## Exercise directions
Could you copy everything from the first of the items below down to the line containing "group-title: III. Upper", with both of those lines included?

## Input records
____

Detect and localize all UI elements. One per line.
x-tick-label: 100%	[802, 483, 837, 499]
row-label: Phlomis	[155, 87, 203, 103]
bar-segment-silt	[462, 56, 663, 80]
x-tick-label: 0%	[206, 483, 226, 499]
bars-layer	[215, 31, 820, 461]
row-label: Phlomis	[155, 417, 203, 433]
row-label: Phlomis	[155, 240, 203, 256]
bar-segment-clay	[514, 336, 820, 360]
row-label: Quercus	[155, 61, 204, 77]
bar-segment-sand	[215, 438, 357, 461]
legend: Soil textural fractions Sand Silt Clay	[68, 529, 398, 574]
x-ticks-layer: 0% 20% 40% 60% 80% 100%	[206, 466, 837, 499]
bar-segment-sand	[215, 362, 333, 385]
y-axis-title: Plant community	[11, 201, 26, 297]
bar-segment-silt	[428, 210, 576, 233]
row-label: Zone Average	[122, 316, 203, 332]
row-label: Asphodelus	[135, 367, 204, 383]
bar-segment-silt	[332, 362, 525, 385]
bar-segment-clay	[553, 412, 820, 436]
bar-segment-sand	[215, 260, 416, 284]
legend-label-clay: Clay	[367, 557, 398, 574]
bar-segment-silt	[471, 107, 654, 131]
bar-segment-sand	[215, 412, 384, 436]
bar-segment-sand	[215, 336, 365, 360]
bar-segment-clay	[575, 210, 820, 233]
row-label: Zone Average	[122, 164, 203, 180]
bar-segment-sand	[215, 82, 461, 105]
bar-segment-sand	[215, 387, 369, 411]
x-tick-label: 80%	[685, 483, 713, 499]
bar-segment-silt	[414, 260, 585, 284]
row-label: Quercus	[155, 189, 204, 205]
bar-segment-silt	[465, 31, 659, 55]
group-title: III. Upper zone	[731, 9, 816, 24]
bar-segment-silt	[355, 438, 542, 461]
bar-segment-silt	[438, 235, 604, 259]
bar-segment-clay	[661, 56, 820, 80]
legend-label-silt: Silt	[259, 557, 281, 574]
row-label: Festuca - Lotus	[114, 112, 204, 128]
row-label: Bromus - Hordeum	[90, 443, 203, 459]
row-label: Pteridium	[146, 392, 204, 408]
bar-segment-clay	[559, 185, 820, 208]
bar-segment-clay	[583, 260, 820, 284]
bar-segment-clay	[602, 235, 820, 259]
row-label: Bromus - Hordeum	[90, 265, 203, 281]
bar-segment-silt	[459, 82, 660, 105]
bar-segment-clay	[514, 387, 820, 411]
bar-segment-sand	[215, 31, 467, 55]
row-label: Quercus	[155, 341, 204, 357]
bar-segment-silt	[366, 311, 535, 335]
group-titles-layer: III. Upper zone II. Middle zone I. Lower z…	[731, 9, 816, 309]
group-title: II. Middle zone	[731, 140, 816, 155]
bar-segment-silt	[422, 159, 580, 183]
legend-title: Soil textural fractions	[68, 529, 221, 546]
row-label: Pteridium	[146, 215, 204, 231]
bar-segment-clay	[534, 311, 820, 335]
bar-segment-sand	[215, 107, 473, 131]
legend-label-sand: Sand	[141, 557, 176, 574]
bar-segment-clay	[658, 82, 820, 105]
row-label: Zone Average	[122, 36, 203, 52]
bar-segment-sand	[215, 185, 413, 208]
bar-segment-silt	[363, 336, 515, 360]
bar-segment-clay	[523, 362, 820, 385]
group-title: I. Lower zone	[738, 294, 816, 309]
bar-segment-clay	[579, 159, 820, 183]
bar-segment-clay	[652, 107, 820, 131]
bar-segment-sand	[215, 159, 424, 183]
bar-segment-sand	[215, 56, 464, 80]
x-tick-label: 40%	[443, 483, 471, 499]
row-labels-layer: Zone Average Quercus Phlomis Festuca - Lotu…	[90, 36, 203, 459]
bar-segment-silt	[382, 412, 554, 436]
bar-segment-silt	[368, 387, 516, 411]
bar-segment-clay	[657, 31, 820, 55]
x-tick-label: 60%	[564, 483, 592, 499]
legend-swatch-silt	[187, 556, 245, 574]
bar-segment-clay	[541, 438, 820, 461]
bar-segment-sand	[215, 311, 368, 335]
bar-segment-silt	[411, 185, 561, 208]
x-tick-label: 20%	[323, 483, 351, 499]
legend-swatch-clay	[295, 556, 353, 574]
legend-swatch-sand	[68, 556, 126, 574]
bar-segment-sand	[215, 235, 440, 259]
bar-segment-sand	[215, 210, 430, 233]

____

## Task response
Detect and localize all UI elements. One per line.
x-tick-label: 100%	[802, 483, 837, 499]
row-label: Phlomis	[155, 87, 203, 103]
bar-segment-silt	[462, 56, 663, 80]
x-tick-label: 0%	[206, 483, 226, 499]
bars-layer	[215, 31, 820, 461]
row-label: Phlomis	[155, 417, 203, 433]
row-label: Phlomis	[155, 240, 203, 256]
bar-segment-clay	[514, 336, 820, 360]
row-label: Quercus	[155, 61, 204, 77]
bar-segment-sand	[215, 438, 357, 461]
legend: Soil textural fractions Sand Silt Clay	[68, 529, 398, 574]
x-ticks-layer: 0% 20% 40% 60% 80% 100%	[206, 466, 837, 499]
bar-segment-sand	[215, 362, 333, 385]
y-axis-title: Plant community	[11, 201, 26, 297]
bar-segment-silt	[428, 210, 576, 233]
row-label: Zone Average	[122, 316, 203, 332]
row-label: Asphodelus	[135, 367, 204, 383]
bar-segment-silt	[332, 362, 525, 385]
bar-segment-clay	[553, 412, 820, 436]
bar-segment-sand	[215, 260, 416, 284]
legend-label-clay: Clay	[367, 557, 398, 574]
bar-segment-silt	[471, 107, 654, 131]
bar-segment-sand	[215, 412, 384, 436]
bar-segment-sand	[215, 336, 365, 360]
bar-segment-clay	[575, 210, 820, 233]
row-label: Zone Average	[122, 164, 203, 180]
bar-segment-sand	[215, 82, 461, 105]
bar-segment-sand	[215, 387, 369, 411]
x-tick-label: 80%	[685, 483, 713, 499]
bar-segment-silt	[414, 260, 585, 284]
row-label: Quercus	[155, 189, 204, 205]
bar-segment-silt	[465, 31, 659, 55]
group-title: III. Upper zone	[731, 9, 816, 24]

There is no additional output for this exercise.